» WORK TO COMPLETE: Write out the listing below exactly, and omit any images you find in it.

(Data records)
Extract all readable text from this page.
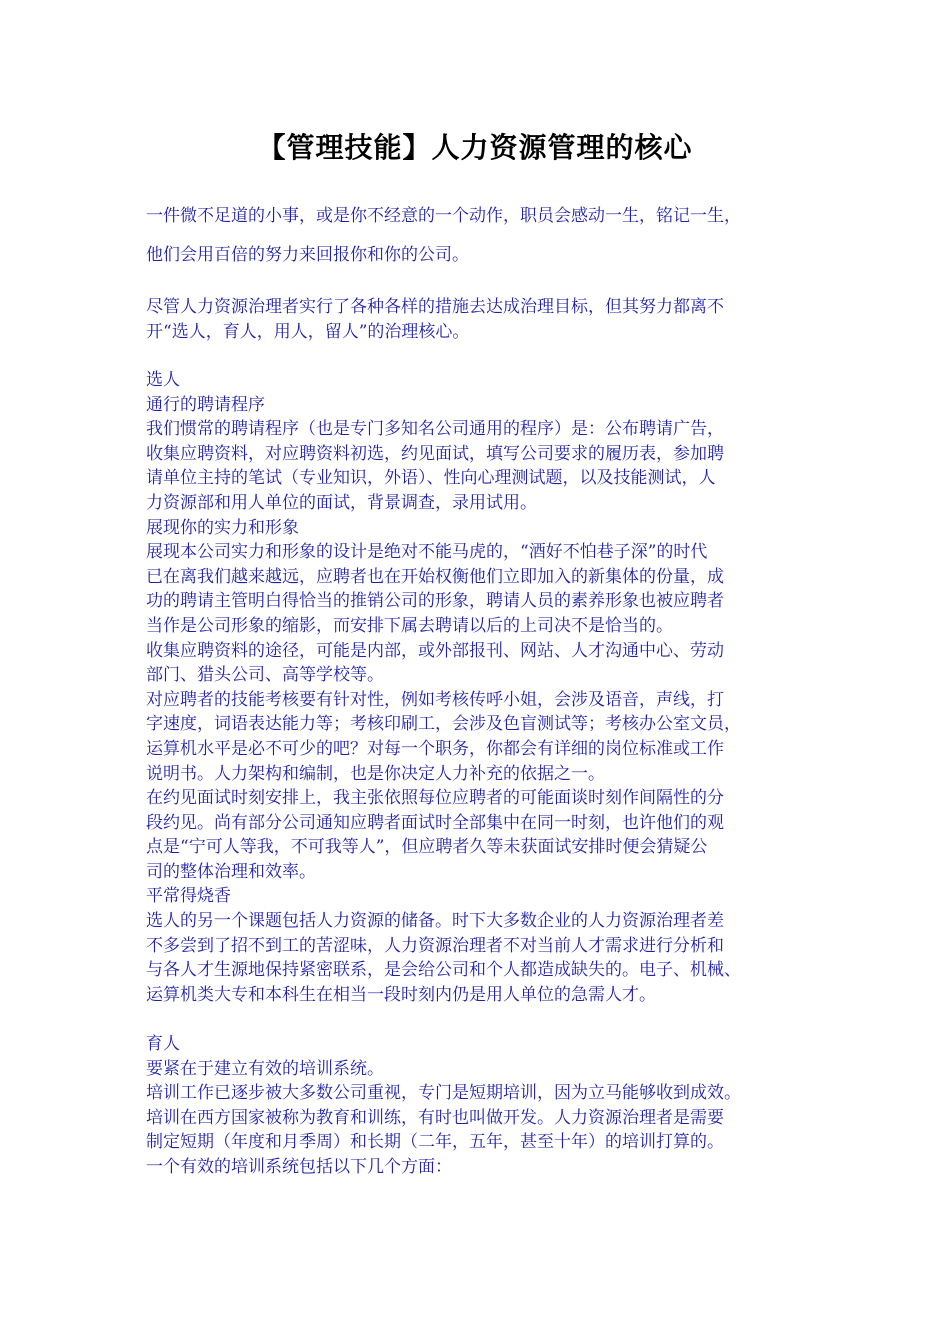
【管理技能】人力资源管理的核心

一件微不足道的小事，或是你不经意的一个动作，职员会感动一生，铭记一生，

他们会用百倍的努力来回报你和你的公司。

尽管人力资源治理者实行了各种各样的措施去达成治理目标，但其努力都离不

开“选人，育人，用人，留人”的治理核心。

选人

通行的聘请程序

我们惯常的聘请程序（也是专门多知名公司通用的程序）是：公布聘请广告，

收集应聘资料，对应聘资料初选，约见面试，填写公司要求的履历表，参加聘

请单位主持的笔试（专业知识，外语）、性向心理测试题，以及技能测试，人

力资源部和用人单位的面试，背景调查，录用试用。

展现你的实力和形象

展现本公司实力和形象的设计是绝对不能马虎的，“酒好不怕巷子深”的时代

已在离我们越来越远，应聘者也在开始权衡他们立即加入的新集体的份量，成

功的聘请主管明白得恰当的推销公司的形象，聘请人员的素养形象也被应聘者

当作是公司形象的缩影，而安排下属去聘请以后的上司决不是恰当的。

收集应聘资料的途径，可能是内部，或外部报刊、网站、人才沟通中心、劳动

部门、猎头公司、高等学校等。

对应聘者的技能考核要有针对性，例如考核传呼小姐，会涉及语音，声线，打

字速度，词语表达能力等；考核印刷工，会涉及色盲测试等；考核办公室文员，

运算机水平是必不可少的吧？对每一个职务，你都会有详细的岗位标准或工作

说明书。人力架构和编制，也是你决定人力补充的依据之一。

在约见面试时刻安排上，我主张依照每位应聘者的可能面谈时刻作间隔性的分

段约见。尚有部分公司通知应聘者面试时全部集中在同一时刻，也许他们的观

点是“宁可人等我，不可我等人”，但应聘者久等未获面试安排时便会猜疑公

司的整体治理和效率。

平常得烧香

选人的另一个课题包括人力资源的储备。时下大多数企业的人力资源治理者差

不多尝到了招不到工的苦涩味，人力资源治理者不对当前人才需求进行分析和

与各人才生源地保持紧密联系，是会给公司和个人都造成缺失的。电子、机械、

运算机类大专和本科生在相当一段时刻内仍是用人单位的急需人才。

育人

要紧在于建立有效的培训系统。

培训工作已逐步被大多数公司重视，专门是短期培训，因为立马能够收到成效。

培训在西方国家被称为教育和训练，有时也叫做开发。人力资源治理者是需要

制定短期（年度和月季周）和长期（二年，五年，甚至十年）的培训打算的。

一个有效的培训系统包括以下几个方面：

» TASK RESPONSE:
Extract all readable text from this page.
【管理技能】人力资源管理的核心

一件微不足道的小事，或是你不经意的一个动作，职员会感动一生，铭记一生，

他们会用百倍的努力来回报你和你的公司。

尽管人力资源治理者实行了各种各样的措施去达成治理目标，但其努力都离不

开“选人，育人，用人，留人”的治理核心。

选人

通行的聘请程序

我们惯常的聘请程序（也是专门多知名公司通用的程序）是：公布聘请广告，

收集应聘资料，对应聘资料初选，约见面试，填写公司要求的履历表，参加聘

请单位主持的笔试（专业知识，外语）、性向心理测试题，以及技能测试，人

力资源部和用人单位的面试，背景调查，录用试用。

展现你的实力和形象

展现本公司实力和形象的设计是绝对不能马虎的，“酒好不怕巷子深”的时代

已在离我们越来越远，应聘者也在开始权衡他们立即加入的新集体的份量，成

功的聘请主管明白得恰当的推销公司的形象，聘请人员的素养形象也被应聘者

当作是公司形象的缩影，而安排下属去聘请以后的上司决不是恰当的。

收集应聘资料的途径，可能是内部，或外部报刊、网站、人才沟通中心、劳动

部门、猎头公司、高等学校等。

对应聘者的技能考核要有针对性，例如考核传呼小姐，会涉及语音，声线，打

字速度，词语表达能力等；考核印刷工，会涉及色盲测试等；考核办公室文员，

运算机水平是必不可少的吧？对每一个职务，你都会有详细的岗位标准或工作

说明书。人力架构和编制，也是你决定人力补充的依据之一。

在约见面试时刻安排上，我主张依照每位应聘者的可能面谈时刻作间隔性的分

段约见。尚有部分公司通知应聘者面试时全部集中在同一时刻，也许他们的观

点是“宁可人等我，不可我等人”，但应聘者久等未获面试安排时便会猜疑公

司的整体治理和效率。

平常得烧香

选人的另一个课题包括人力资源的储备。时下大多数企业的人力资源治理者差

不多尝到了招不到工的苦涩味，人力资源治理者不对当前人才需求进行分析和

与各人才生源地保持紧密联系，是会给公司和个人都造成缺失的。电子、机械、

运算机类大专和本科生在相当一段时刻内仍是用人单位的急需人才。

育人

要紧在于建立有效的培训系统。

培训工作已逐步被大多数公司重视，专门是短期培训，因为立马能够收到成效。

培训在西方国家被称为教育和训练，有时也叫做开发。人力资源治理者是需要

制定短期（年度和月季周）和长期（二年，五年，甚至十年）的培训打算的。

一个有效的培训系统包括以下几个方面：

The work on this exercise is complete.